Problem details:
Where a line contains the word "的概率相等", copy that line in full.

Material:
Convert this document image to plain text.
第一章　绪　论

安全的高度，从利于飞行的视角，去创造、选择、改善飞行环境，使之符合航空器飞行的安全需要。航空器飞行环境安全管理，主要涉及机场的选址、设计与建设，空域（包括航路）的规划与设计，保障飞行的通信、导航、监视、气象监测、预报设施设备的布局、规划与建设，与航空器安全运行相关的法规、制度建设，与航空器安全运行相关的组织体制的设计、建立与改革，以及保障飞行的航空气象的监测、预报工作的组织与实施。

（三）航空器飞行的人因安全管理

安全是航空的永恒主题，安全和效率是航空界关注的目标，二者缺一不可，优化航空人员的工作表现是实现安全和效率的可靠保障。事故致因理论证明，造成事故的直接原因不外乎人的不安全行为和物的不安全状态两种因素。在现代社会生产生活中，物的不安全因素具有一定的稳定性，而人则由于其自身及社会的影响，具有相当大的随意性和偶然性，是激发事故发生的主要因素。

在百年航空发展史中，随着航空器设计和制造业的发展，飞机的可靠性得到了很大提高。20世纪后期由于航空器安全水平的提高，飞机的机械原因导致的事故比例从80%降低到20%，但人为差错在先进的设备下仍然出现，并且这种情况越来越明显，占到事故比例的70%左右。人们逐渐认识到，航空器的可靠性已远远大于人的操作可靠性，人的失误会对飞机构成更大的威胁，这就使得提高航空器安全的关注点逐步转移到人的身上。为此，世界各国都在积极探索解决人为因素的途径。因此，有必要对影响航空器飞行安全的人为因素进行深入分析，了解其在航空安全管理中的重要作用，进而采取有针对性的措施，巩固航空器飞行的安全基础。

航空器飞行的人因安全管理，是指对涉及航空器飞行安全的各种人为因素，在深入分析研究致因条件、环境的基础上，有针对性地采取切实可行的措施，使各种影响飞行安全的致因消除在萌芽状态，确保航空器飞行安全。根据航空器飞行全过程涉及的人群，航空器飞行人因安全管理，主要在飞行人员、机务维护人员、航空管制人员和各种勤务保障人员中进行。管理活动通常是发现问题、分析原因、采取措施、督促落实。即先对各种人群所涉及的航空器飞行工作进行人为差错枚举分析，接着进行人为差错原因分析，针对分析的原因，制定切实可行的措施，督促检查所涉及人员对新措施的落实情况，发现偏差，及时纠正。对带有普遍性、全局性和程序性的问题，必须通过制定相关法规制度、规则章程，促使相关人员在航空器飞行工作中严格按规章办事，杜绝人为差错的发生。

==

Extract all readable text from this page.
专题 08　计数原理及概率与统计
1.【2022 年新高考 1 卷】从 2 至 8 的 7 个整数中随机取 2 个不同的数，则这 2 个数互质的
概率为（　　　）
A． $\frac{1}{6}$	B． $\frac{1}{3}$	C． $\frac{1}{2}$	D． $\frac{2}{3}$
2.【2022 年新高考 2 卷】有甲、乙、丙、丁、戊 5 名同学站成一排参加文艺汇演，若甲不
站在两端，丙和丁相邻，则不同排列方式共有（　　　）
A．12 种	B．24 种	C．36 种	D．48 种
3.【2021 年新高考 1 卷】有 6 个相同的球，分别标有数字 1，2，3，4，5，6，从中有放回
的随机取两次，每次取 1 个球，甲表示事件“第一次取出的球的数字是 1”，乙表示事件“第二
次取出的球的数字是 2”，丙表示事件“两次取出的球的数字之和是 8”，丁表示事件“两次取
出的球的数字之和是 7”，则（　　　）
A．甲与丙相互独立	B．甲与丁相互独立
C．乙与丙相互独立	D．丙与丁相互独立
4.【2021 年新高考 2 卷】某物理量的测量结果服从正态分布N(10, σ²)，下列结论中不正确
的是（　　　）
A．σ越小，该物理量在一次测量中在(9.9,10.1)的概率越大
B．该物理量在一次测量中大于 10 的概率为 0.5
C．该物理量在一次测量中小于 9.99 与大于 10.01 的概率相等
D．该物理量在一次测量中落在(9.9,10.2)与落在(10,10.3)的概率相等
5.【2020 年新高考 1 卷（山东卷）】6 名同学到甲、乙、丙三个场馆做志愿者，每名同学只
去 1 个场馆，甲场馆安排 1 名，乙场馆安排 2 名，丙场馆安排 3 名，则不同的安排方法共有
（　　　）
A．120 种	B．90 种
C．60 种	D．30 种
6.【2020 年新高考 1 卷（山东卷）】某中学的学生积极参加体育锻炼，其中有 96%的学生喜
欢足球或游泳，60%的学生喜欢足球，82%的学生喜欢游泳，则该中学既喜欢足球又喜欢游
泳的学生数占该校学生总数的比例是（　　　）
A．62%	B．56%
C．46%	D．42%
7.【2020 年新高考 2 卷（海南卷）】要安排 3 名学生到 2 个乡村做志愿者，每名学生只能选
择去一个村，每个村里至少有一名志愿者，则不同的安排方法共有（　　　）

Response for this exercise:
C．该物理量在一次测量中小于 9.99 与大于 10.01 的概率相等
D．该物理量在一次测量中落在(9.9,10.2)与落在(10,10.3)的概率相等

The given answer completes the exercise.